> **Stated goal**
Below are some entries. Copy each line that holds the string "this".

> **Task inputs**
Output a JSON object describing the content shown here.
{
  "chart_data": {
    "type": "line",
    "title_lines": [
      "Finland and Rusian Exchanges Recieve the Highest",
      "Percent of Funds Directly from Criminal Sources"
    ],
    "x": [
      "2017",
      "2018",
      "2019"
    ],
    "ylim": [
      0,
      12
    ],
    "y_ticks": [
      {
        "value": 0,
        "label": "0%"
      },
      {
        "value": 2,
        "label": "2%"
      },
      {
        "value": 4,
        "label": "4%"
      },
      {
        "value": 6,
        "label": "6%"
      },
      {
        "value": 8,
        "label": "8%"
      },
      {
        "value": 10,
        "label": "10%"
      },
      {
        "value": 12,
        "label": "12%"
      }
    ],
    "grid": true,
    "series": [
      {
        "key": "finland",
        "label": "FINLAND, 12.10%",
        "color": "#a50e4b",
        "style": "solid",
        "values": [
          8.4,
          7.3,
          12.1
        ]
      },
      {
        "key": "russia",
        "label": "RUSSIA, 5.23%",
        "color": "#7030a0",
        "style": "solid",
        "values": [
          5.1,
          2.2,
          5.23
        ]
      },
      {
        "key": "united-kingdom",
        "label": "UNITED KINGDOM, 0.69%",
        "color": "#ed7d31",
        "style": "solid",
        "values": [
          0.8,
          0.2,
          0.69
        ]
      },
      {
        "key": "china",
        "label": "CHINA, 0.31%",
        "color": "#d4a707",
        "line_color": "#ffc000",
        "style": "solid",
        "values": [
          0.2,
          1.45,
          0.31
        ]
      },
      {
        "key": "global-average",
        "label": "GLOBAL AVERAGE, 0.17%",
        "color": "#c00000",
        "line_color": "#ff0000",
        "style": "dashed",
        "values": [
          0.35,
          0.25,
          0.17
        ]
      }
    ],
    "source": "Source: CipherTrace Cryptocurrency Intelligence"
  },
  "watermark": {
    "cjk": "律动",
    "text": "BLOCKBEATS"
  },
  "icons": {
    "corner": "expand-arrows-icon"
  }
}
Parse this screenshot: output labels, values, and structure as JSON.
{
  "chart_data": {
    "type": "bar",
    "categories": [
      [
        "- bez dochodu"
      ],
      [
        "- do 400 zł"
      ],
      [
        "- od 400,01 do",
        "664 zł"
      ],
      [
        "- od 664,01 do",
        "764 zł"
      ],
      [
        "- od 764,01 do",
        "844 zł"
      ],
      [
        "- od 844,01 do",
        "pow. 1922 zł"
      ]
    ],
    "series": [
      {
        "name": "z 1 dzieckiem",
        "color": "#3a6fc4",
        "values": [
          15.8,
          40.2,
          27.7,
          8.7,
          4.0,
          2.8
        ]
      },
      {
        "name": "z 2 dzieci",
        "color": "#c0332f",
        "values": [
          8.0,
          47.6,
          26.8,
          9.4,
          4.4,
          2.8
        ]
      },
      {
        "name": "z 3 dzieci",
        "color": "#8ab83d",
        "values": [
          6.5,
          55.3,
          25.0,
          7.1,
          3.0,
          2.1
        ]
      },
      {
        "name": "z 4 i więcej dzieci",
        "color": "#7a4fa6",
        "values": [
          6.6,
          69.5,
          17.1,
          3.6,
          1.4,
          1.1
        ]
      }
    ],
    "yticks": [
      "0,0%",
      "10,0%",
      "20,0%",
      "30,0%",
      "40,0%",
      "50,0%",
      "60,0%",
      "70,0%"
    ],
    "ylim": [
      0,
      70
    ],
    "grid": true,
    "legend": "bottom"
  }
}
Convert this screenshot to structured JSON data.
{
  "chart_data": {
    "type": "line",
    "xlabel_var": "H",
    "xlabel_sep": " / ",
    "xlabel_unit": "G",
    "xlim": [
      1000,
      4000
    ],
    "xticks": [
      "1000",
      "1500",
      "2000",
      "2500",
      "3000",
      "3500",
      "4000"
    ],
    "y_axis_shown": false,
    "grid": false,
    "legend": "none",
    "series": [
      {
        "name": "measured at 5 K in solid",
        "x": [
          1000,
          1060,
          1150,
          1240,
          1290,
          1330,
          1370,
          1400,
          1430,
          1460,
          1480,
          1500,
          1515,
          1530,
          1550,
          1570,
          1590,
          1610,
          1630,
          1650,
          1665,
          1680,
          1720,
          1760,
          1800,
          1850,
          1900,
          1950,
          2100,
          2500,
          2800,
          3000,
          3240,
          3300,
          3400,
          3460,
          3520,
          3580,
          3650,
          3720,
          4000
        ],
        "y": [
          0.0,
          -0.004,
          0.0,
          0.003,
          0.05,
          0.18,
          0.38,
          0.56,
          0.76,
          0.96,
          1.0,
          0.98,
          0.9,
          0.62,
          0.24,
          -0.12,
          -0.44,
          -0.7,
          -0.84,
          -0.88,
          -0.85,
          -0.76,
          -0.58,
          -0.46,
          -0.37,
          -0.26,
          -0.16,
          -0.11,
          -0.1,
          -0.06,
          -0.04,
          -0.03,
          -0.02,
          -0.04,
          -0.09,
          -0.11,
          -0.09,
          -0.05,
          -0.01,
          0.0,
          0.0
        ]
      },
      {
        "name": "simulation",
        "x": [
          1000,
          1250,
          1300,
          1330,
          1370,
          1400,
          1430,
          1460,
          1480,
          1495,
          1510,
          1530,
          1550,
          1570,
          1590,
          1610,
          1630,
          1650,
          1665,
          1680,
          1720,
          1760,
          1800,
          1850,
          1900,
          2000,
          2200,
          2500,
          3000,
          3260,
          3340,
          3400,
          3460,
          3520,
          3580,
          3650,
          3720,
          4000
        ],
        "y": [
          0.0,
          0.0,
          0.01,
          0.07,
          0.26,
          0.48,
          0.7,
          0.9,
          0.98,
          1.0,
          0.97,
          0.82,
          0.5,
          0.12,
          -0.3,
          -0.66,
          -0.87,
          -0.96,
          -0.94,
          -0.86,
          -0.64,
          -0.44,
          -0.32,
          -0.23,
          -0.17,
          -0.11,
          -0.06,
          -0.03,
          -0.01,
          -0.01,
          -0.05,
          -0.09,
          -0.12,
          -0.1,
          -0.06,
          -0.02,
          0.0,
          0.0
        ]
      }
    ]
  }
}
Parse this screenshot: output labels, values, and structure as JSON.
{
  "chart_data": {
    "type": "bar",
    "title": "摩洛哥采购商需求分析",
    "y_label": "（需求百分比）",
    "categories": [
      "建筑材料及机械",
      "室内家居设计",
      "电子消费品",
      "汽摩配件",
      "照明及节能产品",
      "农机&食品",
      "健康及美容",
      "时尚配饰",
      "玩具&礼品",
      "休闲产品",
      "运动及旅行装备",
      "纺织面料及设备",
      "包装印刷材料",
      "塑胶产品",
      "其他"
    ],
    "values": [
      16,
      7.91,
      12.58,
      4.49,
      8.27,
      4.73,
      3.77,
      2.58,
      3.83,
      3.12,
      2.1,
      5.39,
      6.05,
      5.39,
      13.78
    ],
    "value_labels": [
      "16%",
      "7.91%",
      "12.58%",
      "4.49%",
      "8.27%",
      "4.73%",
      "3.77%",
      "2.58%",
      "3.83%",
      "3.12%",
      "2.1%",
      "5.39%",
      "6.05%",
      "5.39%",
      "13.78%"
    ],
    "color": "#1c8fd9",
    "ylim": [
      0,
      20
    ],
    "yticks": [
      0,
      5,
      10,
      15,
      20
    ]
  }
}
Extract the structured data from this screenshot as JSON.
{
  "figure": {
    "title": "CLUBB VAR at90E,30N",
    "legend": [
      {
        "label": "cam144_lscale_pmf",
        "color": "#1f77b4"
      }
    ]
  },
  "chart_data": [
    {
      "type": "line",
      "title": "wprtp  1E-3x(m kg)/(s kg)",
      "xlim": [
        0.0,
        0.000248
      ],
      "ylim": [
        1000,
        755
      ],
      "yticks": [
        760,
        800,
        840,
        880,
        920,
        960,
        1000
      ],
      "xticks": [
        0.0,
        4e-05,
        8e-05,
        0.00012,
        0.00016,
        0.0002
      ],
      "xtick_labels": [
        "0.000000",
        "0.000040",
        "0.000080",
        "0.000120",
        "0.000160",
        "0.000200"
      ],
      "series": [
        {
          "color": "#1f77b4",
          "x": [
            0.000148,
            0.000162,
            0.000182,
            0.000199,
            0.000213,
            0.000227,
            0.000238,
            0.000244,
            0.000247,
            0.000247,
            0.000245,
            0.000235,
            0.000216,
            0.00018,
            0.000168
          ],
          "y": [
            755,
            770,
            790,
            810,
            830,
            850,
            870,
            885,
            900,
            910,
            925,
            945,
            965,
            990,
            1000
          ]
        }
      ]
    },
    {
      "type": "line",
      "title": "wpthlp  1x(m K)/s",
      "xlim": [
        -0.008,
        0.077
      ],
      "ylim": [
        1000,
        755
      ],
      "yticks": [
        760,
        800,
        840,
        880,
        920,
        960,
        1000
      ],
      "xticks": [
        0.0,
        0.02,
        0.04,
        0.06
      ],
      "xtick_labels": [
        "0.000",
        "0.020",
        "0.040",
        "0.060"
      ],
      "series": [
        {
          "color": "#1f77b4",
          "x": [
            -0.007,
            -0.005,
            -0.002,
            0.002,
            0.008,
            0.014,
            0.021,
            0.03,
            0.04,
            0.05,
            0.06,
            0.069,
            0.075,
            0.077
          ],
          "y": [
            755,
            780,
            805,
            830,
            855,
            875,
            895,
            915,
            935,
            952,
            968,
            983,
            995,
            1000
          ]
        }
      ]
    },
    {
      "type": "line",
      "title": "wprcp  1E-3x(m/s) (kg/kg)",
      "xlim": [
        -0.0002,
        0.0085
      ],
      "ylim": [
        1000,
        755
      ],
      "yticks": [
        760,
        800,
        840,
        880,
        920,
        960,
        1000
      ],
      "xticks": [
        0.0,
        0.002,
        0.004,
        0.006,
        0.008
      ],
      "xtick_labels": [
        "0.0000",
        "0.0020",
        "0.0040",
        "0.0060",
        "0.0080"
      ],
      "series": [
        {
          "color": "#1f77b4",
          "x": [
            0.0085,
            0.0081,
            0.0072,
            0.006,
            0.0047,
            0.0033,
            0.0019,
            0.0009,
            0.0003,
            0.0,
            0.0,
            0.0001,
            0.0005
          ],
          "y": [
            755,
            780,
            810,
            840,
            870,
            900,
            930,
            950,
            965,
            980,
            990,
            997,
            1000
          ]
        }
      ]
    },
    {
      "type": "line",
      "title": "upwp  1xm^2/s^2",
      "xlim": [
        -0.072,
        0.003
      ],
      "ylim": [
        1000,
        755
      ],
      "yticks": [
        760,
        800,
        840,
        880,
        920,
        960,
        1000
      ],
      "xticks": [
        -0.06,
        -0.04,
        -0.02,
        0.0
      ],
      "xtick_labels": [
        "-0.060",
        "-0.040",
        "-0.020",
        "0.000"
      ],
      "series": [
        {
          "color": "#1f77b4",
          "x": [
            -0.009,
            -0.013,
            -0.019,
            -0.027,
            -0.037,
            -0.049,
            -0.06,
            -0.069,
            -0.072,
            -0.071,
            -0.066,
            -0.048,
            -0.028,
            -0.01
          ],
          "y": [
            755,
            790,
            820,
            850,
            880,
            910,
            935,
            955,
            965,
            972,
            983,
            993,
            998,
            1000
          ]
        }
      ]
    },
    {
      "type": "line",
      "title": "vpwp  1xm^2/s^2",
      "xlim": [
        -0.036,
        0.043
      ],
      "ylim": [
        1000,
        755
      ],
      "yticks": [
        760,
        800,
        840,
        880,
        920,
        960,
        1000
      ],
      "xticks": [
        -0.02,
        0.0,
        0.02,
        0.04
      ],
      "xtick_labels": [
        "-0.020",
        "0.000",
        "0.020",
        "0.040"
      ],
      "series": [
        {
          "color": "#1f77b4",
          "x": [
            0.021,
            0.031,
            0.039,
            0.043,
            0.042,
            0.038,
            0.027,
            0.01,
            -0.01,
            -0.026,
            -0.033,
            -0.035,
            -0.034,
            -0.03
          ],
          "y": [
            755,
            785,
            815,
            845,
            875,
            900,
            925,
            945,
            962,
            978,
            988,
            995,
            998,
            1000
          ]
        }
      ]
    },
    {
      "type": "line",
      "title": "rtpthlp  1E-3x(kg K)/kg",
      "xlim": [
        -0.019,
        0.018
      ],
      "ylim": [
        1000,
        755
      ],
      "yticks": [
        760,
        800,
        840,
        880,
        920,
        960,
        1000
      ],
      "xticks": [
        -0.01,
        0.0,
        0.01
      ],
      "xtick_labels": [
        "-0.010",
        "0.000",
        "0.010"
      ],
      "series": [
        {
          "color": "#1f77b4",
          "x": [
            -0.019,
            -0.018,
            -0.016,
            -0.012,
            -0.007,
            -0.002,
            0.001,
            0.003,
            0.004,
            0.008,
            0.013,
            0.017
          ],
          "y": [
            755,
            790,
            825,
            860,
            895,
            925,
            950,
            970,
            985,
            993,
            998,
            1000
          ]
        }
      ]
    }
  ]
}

> **Solved problem**
Parse this screenshot: output labels, values, and structure as JSON.
Convert this screenshot to structured JSON data.
Parse this screenshot: output labels, values, and structure as JSON.
Extract the structured data from this screenshot as JSON.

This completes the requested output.